<<<<

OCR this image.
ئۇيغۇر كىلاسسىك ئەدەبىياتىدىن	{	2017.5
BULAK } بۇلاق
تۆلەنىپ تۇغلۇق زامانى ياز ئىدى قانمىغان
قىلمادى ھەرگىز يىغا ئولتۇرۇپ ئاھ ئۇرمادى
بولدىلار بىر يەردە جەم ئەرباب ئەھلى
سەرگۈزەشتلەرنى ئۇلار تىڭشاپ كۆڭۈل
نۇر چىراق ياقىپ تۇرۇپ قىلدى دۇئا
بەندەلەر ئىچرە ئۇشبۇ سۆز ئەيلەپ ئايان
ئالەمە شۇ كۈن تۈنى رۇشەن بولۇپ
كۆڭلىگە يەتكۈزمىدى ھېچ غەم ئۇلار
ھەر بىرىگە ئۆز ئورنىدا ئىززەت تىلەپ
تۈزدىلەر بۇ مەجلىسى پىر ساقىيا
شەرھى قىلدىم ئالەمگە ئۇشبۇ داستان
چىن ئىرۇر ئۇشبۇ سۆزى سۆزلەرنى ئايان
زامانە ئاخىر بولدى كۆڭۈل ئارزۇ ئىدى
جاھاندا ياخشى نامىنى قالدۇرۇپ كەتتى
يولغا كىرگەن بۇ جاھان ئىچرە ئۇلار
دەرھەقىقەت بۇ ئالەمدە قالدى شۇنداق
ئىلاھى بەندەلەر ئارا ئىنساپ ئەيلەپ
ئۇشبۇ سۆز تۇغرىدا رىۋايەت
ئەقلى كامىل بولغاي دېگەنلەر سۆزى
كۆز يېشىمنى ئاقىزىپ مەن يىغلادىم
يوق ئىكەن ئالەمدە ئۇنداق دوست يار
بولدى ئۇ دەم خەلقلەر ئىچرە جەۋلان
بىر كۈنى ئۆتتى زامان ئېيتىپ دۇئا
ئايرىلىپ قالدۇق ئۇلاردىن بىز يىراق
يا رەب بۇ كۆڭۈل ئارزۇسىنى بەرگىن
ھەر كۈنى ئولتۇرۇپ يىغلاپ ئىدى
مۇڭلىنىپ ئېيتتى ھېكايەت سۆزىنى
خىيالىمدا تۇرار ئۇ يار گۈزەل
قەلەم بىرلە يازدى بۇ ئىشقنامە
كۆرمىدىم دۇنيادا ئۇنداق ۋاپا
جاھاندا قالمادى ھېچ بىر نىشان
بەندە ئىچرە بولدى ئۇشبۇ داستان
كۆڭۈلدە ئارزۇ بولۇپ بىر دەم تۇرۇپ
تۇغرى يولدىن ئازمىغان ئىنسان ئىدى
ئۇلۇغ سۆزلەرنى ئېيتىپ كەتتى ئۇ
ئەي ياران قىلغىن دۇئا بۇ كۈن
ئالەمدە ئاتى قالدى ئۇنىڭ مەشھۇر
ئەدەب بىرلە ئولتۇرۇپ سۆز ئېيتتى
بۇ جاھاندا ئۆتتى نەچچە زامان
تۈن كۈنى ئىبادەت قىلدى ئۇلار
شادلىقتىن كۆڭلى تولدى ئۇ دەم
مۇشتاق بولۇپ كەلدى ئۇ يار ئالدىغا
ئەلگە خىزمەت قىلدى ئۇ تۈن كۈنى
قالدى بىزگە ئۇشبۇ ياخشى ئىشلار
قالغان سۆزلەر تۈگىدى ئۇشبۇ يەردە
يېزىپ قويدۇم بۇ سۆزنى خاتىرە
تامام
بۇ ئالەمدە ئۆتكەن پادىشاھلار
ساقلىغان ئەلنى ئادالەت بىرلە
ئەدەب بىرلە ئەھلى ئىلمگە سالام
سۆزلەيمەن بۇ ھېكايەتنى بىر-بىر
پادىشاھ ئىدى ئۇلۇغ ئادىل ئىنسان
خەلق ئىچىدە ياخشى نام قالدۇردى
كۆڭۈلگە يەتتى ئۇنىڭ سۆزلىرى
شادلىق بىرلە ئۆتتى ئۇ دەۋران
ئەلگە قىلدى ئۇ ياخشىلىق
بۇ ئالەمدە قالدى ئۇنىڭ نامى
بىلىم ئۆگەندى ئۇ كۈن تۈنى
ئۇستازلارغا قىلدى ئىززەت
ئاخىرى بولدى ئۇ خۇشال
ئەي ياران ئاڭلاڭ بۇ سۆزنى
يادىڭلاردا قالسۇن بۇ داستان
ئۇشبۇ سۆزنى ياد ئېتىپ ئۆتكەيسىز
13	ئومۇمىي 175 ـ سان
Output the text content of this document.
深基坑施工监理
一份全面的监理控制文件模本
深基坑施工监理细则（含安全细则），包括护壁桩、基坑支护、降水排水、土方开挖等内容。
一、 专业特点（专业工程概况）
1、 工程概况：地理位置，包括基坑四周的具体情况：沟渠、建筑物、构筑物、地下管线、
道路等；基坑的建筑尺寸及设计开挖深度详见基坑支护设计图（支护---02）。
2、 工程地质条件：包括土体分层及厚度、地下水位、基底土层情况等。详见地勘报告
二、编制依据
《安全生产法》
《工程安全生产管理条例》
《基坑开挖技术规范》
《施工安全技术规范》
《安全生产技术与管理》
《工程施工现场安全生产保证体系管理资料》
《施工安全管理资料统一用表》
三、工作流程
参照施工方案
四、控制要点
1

>>>>

Among the entries above, how many lines include the word "سۆزنى"? Reply with the number only.

(Solution to this exercise): 3